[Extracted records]
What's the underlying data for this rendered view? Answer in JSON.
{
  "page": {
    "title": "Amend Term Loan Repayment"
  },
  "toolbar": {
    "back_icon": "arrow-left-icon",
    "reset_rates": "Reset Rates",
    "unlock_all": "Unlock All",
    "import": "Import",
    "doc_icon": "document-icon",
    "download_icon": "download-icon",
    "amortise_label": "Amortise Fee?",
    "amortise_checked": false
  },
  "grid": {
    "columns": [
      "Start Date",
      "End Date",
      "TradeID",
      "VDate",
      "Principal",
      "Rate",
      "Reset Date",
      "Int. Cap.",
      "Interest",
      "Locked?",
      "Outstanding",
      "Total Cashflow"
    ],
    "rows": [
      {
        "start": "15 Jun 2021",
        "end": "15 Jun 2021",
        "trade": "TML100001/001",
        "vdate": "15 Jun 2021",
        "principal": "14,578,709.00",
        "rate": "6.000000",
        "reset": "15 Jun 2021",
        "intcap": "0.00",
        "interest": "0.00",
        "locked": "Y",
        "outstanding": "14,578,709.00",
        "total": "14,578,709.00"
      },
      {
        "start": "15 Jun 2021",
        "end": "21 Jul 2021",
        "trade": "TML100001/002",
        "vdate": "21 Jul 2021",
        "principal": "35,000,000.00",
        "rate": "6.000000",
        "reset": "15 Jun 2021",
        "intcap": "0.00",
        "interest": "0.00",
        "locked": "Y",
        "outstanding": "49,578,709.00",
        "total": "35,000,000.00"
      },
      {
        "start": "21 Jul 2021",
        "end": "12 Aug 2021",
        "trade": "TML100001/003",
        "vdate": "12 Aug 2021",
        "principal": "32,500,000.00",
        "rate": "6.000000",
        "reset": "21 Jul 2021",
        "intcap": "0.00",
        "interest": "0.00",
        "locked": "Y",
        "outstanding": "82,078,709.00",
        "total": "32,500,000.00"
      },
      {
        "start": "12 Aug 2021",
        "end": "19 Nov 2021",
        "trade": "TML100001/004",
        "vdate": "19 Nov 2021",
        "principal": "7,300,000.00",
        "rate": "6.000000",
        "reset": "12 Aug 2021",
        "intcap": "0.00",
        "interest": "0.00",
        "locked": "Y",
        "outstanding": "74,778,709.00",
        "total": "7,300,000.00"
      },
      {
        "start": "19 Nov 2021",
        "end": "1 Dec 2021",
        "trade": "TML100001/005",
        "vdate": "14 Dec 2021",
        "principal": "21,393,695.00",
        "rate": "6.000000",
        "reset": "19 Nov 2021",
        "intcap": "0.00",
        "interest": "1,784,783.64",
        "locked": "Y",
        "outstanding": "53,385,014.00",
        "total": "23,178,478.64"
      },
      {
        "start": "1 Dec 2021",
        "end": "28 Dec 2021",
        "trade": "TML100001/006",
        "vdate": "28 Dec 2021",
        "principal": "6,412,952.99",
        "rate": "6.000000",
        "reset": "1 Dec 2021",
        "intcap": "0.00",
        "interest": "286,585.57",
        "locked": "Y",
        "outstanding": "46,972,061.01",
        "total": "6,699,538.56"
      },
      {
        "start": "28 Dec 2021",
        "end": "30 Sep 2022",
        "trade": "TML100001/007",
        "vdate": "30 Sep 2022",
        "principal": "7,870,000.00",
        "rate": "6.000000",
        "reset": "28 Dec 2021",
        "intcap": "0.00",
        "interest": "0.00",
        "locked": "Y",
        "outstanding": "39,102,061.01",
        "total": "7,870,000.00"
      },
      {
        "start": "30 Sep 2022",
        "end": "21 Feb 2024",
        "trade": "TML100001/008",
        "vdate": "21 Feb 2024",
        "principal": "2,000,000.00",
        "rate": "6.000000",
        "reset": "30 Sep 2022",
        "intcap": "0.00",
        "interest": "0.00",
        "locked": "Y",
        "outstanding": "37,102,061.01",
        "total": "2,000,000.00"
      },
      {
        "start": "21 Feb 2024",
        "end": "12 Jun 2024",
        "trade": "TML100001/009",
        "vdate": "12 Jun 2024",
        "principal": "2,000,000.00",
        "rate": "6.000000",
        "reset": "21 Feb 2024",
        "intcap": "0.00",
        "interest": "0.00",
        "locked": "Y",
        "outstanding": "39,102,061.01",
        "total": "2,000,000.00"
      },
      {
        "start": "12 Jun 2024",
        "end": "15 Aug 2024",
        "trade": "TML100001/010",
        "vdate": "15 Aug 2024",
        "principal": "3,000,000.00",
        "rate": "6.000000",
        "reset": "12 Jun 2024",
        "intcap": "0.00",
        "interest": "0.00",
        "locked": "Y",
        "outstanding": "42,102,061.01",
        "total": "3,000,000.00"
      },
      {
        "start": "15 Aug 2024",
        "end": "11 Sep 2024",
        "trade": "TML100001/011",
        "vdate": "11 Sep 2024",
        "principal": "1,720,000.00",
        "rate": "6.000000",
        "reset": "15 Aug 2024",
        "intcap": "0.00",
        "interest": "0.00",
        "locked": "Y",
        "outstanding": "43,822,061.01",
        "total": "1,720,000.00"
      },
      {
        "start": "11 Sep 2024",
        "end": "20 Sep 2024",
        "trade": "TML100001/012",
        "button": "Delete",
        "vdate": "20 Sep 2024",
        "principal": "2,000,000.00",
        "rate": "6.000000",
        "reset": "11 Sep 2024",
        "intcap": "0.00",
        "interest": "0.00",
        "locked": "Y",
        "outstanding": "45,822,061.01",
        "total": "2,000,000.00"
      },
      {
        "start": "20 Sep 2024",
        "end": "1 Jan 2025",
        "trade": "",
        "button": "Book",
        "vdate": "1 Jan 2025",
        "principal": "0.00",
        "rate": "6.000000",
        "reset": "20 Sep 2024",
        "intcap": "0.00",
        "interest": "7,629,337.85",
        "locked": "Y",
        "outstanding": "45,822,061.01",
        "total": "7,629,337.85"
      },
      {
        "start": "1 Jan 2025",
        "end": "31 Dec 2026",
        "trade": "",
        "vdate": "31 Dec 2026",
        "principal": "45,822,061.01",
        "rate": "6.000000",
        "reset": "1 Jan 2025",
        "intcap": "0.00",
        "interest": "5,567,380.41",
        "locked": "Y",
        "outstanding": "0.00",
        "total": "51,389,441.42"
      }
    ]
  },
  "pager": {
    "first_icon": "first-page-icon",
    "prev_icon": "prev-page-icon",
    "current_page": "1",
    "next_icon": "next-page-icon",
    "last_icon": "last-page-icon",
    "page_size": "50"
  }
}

==

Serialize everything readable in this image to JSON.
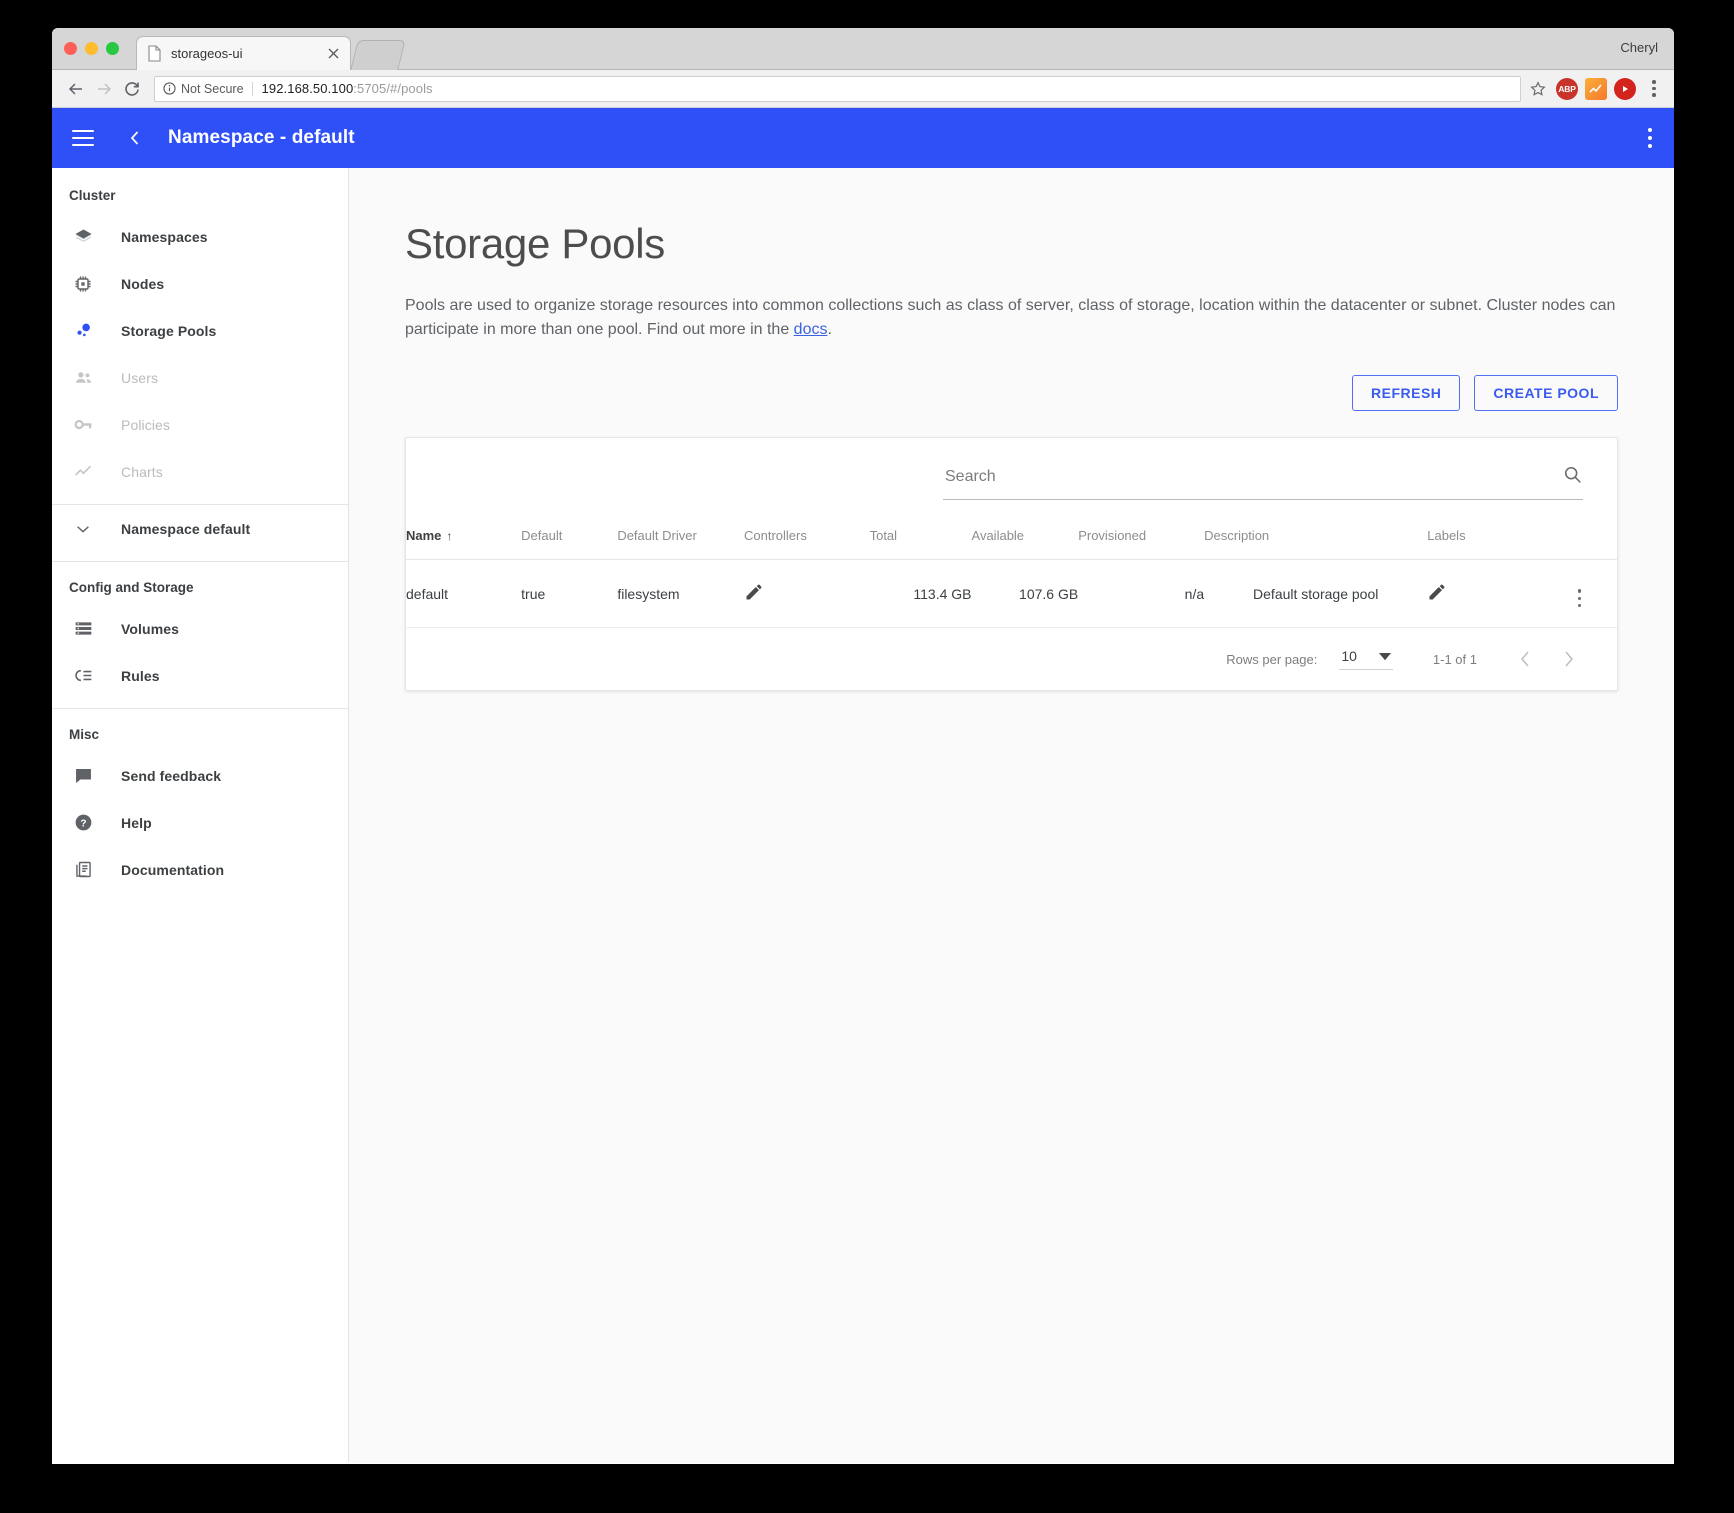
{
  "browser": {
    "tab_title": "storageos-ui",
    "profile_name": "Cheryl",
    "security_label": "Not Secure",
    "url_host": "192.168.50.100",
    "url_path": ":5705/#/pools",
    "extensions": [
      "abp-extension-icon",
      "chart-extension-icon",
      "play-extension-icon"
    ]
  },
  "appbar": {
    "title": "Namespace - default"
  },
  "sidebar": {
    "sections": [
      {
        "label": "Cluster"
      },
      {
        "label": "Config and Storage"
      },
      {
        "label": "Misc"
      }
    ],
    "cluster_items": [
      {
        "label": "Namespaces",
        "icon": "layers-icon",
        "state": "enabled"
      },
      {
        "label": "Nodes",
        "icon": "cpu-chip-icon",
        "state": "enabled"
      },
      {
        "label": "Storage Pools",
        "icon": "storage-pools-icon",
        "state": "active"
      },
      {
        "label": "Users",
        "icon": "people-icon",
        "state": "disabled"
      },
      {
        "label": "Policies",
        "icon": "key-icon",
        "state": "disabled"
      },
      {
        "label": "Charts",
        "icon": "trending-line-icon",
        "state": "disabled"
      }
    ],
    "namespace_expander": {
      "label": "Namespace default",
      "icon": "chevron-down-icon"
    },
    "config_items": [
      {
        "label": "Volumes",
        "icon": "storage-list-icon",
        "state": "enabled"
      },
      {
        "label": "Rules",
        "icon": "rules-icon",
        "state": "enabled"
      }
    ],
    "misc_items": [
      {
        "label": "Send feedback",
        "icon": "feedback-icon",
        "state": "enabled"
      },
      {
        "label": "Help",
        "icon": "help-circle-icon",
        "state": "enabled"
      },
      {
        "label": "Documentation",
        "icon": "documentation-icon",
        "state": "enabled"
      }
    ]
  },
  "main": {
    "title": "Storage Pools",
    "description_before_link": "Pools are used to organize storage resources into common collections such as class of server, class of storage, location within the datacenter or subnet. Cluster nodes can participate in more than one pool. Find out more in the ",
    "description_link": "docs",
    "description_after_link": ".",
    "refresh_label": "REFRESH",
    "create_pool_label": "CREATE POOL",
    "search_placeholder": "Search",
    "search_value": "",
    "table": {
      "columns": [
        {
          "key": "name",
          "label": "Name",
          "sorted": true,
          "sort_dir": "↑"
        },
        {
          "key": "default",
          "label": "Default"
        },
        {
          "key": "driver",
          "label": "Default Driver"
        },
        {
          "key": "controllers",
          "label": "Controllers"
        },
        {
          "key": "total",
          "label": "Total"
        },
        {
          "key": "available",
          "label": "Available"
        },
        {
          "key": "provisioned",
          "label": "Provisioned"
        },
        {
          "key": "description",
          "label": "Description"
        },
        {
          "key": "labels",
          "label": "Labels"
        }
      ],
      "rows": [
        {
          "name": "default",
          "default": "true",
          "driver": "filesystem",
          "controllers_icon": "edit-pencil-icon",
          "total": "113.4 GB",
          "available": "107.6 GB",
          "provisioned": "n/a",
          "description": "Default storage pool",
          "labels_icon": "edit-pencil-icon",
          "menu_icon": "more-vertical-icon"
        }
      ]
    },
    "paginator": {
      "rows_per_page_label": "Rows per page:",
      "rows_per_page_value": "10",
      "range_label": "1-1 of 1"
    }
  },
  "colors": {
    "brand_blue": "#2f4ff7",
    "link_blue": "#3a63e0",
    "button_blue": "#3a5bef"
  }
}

• Task goal:
Find every line in the records that contains the word "edit"; copy those lines.

• Result:
          "controllers_icon": "edit-pencil-icon",
          "labels_icon": "edit-pencil-icon",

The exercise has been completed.